- EXERCISE
From the records below, give the number of lines that contain the string "документ", without any other text.

- RECORDS SUPPLIED

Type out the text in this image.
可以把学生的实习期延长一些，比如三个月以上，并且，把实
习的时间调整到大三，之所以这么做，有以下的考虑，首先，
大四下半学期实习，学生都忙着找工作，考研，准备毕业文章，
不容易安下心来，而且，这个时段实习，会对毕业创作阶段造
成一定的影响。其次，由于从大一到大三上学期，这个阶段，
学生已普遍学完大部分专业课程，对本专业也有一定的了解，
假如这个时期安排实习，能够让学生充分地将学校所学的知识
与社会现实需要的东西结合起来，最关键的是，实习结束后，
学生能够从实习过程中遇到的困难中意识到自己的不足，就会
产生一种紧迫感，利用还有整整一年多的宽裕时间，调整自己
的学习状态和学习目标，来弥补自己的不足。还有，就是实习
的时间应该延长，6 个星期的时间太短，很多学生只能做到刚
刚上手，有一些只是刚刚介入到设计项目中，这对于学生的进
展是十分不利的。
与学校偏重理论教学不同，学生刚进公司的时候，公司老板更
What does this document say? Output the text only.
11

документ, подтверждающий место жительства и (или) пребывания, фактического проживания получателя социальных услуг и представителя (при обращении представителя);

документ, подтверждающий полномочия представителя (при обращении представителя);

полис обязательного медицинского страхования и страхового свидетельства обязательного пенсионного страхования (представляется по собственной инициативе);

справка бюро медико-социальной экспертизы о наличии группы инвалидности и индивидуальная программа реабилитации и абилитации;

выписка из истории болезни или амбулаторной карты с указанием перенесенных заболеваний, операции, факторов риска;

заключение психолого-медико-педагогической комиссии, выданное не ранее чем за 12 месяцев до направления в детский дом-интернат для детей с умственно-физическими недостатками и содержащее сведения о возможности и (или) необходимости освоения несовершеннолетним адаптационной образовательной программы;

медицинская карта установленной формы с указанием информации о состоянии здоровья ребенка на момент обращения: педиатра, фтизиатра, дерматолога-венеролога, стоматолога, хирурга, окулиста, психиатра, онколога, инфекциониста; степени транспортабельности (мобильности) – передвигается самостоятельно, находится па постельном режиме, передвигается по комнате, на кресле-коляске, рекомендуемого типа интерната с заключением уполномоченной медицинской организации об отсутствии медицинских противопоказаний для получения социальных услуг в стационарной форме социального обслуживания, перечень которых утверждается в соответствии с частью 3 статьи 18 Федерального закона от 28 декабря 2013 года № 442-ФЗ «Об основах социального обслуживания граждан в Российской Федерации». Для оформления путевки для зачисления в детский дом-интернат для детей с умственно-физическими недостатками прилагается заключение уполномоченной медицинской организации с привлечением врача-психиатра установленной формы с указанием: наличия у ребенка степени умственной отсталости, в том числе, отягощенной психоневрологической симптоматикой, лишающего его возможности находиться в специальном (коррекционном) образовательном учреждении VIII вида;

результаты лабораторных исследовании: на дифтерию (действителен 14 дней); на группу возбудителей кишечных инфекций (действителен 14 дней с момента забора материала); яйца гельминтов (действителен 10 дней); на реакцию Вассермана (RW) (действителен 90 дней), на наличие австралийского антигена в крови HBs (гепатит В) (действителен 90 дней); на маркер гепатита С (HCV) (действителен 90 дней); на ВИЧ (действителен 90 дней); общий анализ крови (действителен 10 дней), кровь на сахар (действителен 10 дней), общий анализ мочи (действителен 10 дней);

- EXERCISE RESPONSE
2